__EXERCISE DESCRIPTION__
Make an exact copy of the listing below.

>>>

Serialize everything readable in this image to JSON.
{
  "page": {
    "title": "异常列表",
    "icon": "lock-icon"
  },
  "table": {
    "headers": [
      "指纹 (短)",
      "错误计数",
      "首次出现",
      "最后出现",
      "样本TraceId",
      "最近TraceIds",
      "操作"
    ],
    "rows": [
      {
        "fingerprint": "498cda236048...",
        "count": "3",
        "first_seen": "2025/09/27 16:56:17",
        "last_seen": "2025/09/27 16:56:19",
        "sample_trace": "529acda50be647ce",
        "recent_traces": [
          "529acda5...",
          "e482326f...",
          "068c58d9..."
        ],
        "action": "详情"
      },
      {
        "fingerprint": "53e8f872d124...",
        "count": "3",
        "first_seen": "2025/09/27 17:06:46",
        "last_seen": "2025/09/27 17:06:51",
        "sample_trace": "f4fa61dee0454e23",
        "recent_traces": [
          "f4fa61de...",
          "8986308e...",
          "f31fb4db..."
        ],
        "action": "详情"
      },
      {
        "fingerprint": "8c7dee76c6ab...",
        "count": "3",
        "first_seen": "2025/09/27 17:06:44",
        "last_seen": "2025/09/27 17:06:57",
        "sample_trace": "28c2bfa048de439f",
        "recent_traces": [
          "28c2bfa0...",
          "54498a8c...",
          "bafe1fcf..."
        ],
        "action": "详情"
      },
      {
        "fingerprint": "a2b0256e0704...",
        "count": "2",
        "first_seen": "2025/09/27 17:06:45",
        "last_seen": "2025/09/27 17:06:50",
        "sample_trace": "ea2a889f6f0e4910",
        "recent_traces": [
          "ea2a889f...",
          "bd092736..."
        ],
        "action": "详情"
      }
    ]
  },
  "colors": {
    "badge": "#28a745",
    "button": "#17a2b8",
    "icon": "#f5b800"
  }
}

<<<

__FULL OUTPUT__
Serialize everything readable in this image to JSON.
{
  "page": {
    "title": "异常列表",
    "icon": "lock-icon"
  },
  "table": {
    "headers": [
      "指纹 (短)",
      "错误计数",
      "首次出现",
      "最后出现",
      "样本TraceId",
      "最近TraceIds",
      "操作"
    ],
    "rows": [
      {
        "fingerprint": "498cda236048...",
        "count": "3",
        "first_seen": "2025/09/27 16:56:17",
        "last_seen": "2025/09/27 16:56:19",
        "sample_trace": "529acda50be647ce",
        "recent_traces": [
          "529acda5...",
          "e482326f...",
          "068c58d9..."
        ],
        "action": "详情"
      },
      {
        "fingerprint": "53e8f872d124...",
        "count": "3",
        "first_seen": "2025/09/27 17:06:46",
        "last_seen": "2025/09/27 17:06:51",
        "sample_trace": "f4fa61dee0454e23",
        "recent_traces": [
          "f4fa61de...",
          "8986308e...",
          "f31fb4db..."
        ],
        "action": "详情"
      },
      {
        "fingerprint": "8c7dee76c6ab...",
        "count": "3",
        "first_seen": "2025/09/27 17:06:44",
        "last_seen": "2025/09/27 17:06:57",
        "sample_trace": "28c2bfa048de439f",
        "recent_traces": [
          "28c2bfa0...",
          "54498a8c...",
          "bafe1fcf..."
        ],
        "action": "详情"
      },
      {
        "fingerprint": "a2b0256e0704...",
        "count": "2",
        "first_seen": "2025/09/27 17:06:45",
        "last_seen": "2025/09/27 17:06:50",
        "sample_trace": "ea2a889f6f0e4910",
        "recent_traces": [
          "ea2a889f...",
          "bd092736..."
        ],
        "action": "详情"
      }
    ]
  },
  "colors": {
    "badge": "#28a745",
    "button": "#17a2b8",
    "icon": "#f5b800"
  }
}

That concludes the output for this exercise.